Exercise directions: Retype the whole listing below, character for character.

Records provided:
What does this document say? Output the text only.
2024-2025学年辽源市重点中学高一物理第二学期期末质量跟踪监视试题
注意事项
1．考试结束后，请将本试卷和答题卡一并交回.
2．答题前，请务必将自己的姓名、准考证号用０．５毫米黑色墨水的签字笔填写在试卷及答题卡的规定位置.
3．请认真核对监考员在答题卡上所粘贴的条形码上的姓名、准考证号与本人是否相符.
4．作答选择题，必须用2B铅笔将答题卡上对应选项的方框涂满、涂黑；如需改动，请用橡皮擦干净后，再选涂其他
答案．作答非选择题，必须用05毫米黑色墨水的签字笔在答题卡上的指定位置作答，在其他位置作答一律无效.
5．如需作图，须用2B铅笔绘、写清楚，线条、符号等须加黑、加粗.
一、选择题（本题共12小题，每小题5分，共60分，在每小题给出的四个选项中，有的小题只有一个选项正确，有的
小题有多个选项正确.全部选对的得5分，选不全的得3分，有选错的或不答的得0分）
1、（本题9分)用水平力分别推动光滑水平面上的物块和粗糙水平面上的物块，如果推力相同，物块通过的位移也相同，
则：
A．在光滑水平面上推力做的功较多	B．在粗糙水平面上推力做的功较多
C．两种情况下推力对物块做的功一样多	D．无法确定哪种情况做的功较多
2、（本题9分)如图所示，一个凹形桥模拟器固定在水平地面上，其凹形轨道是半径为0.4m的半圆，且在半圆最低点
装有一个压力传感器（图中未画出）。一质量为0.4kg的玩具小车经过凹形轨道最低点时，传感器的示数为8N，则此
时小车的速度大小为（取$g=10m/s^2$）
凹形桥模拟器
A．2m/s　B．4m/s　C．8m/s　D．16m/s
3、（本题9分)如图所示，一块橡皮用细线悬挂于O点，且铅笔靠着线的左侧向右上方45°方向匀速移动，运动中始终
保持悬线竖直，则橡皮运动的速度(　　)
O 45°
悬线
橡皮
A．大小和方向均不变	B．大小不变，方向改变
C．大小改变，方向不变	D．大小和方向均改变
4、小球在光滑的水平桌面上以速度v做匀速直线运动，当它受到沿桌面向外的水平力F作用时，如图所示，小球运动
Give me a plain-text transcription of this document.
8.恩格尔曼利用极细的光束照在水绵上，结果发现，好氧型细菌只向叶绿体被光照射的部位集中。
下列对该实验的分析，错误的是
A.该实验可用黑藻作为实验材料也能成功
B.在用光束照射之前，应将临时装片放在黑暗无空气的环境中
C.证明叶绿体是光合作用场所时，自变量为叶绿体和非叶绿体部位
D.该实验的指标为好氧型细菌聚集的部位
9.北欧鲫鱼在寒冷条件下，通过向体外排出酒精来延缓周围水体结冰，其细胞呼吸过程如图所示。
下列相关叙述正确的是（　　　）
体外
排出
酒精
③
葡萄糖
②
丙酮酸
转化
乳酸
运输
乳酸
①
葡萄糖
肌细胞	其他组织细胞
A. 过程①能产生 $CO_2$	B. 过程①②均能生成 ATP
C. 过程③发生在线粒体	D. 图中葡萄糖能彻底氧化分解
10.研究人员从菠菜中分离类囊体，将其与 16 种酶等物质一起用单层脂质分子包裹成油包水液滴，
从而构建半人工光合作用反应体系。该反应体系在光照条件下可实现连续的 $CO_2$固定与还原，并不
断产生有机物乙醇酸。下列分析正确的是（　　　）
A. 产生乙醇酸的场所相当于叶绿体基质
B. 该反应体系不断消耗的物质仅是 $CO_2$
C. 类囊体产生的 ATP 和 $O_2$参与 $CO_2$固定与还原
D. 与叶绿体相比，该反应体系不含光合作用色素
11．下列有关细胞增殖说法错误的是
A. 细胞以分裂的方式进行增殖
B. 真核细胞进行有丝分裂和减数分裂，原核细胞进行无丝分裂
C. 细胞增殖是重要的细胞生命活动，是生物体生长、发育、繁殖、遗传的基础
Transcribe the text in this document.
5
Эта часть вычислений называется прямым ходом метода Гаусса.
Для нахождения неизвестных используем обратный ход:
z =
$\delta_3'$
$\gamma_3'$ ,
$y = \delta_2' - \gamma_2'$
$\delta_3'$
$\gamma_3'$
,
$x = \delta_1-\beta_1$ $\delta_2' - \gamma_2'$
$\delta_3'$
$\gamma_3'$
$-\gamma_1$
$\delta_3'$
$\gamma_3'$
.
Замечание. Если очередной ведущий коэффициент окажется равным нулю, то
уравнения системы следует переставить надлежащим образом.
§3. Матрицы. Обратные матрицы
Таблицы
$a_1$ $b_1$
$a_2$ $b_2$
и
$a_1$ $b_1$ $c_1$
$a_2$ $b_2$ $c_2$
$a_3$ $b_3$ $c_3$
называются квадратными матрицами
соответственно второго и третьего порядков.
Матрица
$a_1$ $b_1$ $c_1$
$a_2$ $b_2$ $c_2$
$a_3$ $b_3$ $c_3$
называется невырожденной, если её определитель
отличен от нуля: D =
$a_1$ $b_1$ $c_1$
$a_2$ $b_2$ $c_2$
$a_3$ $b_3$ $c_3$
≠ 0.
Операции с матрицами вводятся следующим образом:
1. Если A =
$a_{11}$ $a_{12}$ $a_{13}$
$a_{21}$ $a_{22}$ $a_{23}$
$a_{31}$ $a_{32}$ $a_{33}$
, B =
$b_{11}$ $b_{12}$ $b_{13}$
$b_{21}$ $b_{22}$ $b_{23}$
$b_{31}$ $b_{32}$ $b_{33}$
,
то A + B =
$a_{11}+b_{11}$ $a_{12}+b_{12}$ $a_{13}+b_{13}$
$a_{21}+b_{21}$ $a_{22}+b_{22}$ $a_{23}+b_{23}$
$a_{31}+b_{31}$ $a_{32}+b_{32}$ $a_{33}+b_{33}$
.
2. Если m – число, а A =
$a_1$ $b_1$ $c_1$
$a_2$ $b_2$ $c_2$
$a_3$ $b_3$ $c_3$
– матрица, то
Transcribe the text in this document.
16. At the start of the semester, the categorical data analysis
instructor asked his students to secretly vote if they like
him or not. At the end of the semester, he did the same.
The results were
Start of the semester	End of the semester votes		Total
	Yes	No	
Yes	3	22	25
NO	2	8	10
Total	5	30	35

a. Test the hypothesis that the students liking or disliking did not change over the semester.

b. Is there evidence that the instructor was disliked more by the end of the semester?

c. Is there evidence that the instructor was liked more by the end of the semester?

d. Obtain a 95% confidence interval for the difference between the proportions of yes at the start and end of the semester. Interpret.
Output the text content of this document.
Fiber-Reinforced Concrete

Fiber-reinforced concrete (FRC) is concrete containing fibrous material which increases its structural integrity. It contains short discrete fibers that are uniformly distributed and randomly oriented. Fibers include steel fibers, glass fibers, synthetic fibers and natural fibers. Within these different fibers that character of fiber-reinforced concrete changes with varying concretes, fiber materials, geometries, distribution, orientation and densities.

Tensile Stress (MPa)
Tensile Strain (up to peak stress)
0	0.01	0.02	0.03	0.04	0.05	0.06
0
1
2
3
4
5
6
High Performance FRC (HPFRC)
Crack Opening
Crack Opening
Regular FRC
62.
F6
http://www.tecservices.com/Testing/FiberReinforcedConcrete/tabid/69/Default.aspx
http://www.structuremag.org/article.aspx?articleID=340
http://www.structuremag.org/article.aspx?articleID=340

Exercise output:
What does this document say? Output the text only.
2024-2025学年辽源市重点中学高一物理第二学期期末质量跟踪监视试题
注意事项
1．考试结束后，请将本试卷和答题卡一并交回.
2．答题前，请务必将自己的姓名、准考证号用０．５毫米黑色墨水的签字笔填写在试卷及答题卡的规定位置.
3．请认真核对监考员在答题卡上所粘贴的条形码上的姓名、准考证号与本人是否相符.
4．作答选择题，必须用2B铅笔将答题卡上对应选项的方框涂满、涂黑；如需改动，请用橡皮擦干净后，再选涂其他
答案．作答非选择题，必须用05毫米黑色墨水的签字笔在答题卡上的指定位置作答，在其他位置作答一律无效.
5．如需作图，须用2B铅笔绘、写清楚，线条、符号等须加黑、加粗.
一、选择题（本题共12小题，每小题5分，共60分，在每小题给出的四个选项中，有的小题只有一个选项正确，有的
小题有多个选项正确.全部选对的得5分，选不全的得3分，有选错的或不答的得0分）
1、（本题9分)用水平力分别推动光滑水平面上的物块和粗糙水平面上的物块，如果推力相同，物块通过的位移也相同，
则：
A．在光滑水平面上推力做的功较多	B．在粗糙水平面上推力做的功较多
C．两种情况下推力对物块做的功一样多	D．无法确定哪种情况做的功较多
2、（本题9分)如图所示，一个凹形桥模拟器固定在水平地面上，其凹形轨道是半径为0.4m的半圆，且在半圆最低点
装有一个压力传感器（图中未画出）。一质量为0.4kg的玩具小车经过凹形轨道最低点时，传感器的示数为8N，则此
时小车的速度大小为（取$g=10m/s^2$）
凹形桥模拟器
A．2m/s　B．4m/s　C．8m/s　D．16m/s
3、（本题9分)如图所示，一块橡皮用细线悬挂于O点，且铅笔靠着线的左侧向右上方45°方向匀速移动，运动中始终
保持悬线竖直，则橡皮运动的速度(　　)
O 45°
悬线
橡皮
A．大小和方向均不变	B．大小不变，方向改变
C．大小改变，方向不变	D．大小和方向均改变
4、小球在光滑的水平桌面上以速度v做匀速直线运动，当它受到沿桌面向外的水平力F作用时，如图所示，小球运动
Give me a plain-text transcription of this document.
8.恩格尔曼利用极细的光束照在水绵上，结果发现，好氧型细菌只向叶绿体被光照射的部位集中。
下列对该实验的分析，错误的是
A.该实验可用黑藻作为实验材料也能成功
B.在用光束照射之前，应将临时装片放在黑暗无空气的环境中
C.证明叶绿体是光合作用场所时，自变量为叶绿体和非叶绿体部位
D.该实验的指标为好氧型细菌聚集的部位
9.北欧鲫鱼在寒冷条件下，通过向体外排出酒精来延缓周围水体结冰，其细胞呼吸过程如图所示。
下列相关叙述正确的是（　　　）
体外
排出
酒精
③
葡萄糖
②
丙酮酸
转化
乳酸
运输
乳酸
①
葡萄糖
肌细胞	其他组织细胞
A. 过程①能产生 $CO_2$	B. 过程①②均能生成 ATP
C. 过程③发生在线粒体	D. 图中葡萄糖能彻底氧化分解
10.研究人员从菠菜中分离类囊体，将其与 16 种酶等物质一起用单层脂质分子包裹成油包水液滴，
从而构建半人工光合作用反应体系。该反应体系在光照条件下可实现连续的 $CO_2$固定与还原，并不
断产生有机物乙醇酸。下列分析正确的是（　　　）
A. 产生乙醇酸的场所相当于叶绿体基质
B. 该反应体系不断消耗的物质仅是 $CO_2$
C. 类囊体产生的 ATP 和 $O_2$参与 $CO_2$固定与还原
D. 与叶绿体相比，该反应体系不含光合作用色素
11．下列有关细胞增殖说法错误的是
A. 细胞以分裂的方式进行增殖
B. 真核细胞进行有丝分裂和减数分裂，原核细胞进行无丝分裂
C. 细胞增殖是重要的细胞生命活动，是生物体生长、发育、繁殖、遗传的基础
Transcribe the text in this document.
5
Эта часть вычислений называется прямым ходом метода Гаусса.
Для нахождения неизвестных используем обратный ход:
z =
$\delta_3'$
$\gamma_3'$ ,
$y = \delta_2' - \gamma_2'$
$\delta_3'$
$\gamma_3'$
,
$x = \delta_1-\beta_1$ $\delta_2' - \gamma_2'$
$\delta_3'$
$\gamma_3'$
$-\gamma_1$
$\delta_3'$
$\gamma_3'$
.
Замечание. Если очередной ведущий коэффициент окажется равным нулю, то
уравнения системы следует переставить надлежащим образом.
§3. Матрицы. Обратные матрицы
Таблицы
$a_1$ $b_1$
$a_2$ $b_2$
и
$a_1$ $b_1$ $c_1$
$a_2$ $b_2$ $c_2$
$a_3$ $b_3$ $c_3$
называются квадратными матрицами
соответственно второго и третьего порядков.
Матрица
$a_1$ $b_1$ $c_1$
$a_2$ $b_2$ $c_2$
$a_3$ $b_3$ $c_3$
называется невырожденной, если её определитель
отличен от нуля: D =
$a_1$ $b_1$ $c_1$
$a_2$ $b_2$ $c_2$
$a_3$ $b_3$ $c_3$
≠ 0.
Операции с матрицами вводятся следующим образом:
1. Если A =
$a_{11}$ $a_{12}$ $a_{13}$
$a_{21}$ $a_{22}$ $a_{23}$
$a_{31}$ $a_{32}$ $a_{33}$
, B =
$b_{11}$ $b_{12}$ $b_{13}$
$b_{21}$ $b_{22}$ $b_{23}$
$b_{31}$ $b_{32}$ $b_{33}$
,
то A + B =
$a_{11}+b_{11}$ $a_{12}+b_{12}$ $a_{13}+b_{13}$
$a_{21}+b_{21}$ $a_{22}+b_{22}$ $a_{23}+b_{23}$
$a_{31}+b_{31}$ $a_{32}+b_{32}$ $a_{33}+b_{33}$
.
2. Если m – число, а A =
$a_1$ $b_1$ $c_1$
$a_2$ $b_2$ $c_2$
$a_3$ $b_3$ $c_3$
– матрица, то
Transcribe the text in this document.
16. At the start of the semester, the categorical data analysis
instructor asked his students to secretly vote if they like
him or not. At the end of the semester, he did the same.
The results were
Start of the semester	End of the semester votes		Total
	Yes	No	
Yes	3	22	25
NO	2	8	10
Total	5	30	35

a. Test the hypothesis that the students liking or disliking did not change over the semester.

b. Is there evidence that the instructor was disliked more by the end of the semester?

c. Is there evidence that the instructor was liked more by the end of the semester?

d. Obtain a 95% confidence interval for the difference between the proportions of yes at the start and end of the semester. Interpret.
Output the text content of this document.
Fiber-Reinforced Concrete

Fiber-reinforced concrete (FRC) is concrete containing fibrous material which increases its structural integrity. It contains short discrete fibers that are uniformly distributed and randomly oriented. Fibers include steel fibers, glass fibers, synthetic fibers and natural fibers. Within these different fibers that character of fiber-reinforced concrete changes with varying concretes, fiber materials, geometries, distribution, orientation and densities.

Tensile Stress (MPa)
Tensile Strain (up to peak stress)
0	0.01	0.02	0.03	0.04	0.05	0.06
0
1
2
3
4
5
6
High Performance FRC (HPFRC)
Crack Opening
Crack Opening
Regular FRC
62.
F6
http://www.tecservices.com/Testing/FiberReinforcedConcrete/tabid/69/Default.aspx
http://www.structuremag.org/article.aspx?articleID=340
http://www.structuremag.org/article.aspx?articleID=340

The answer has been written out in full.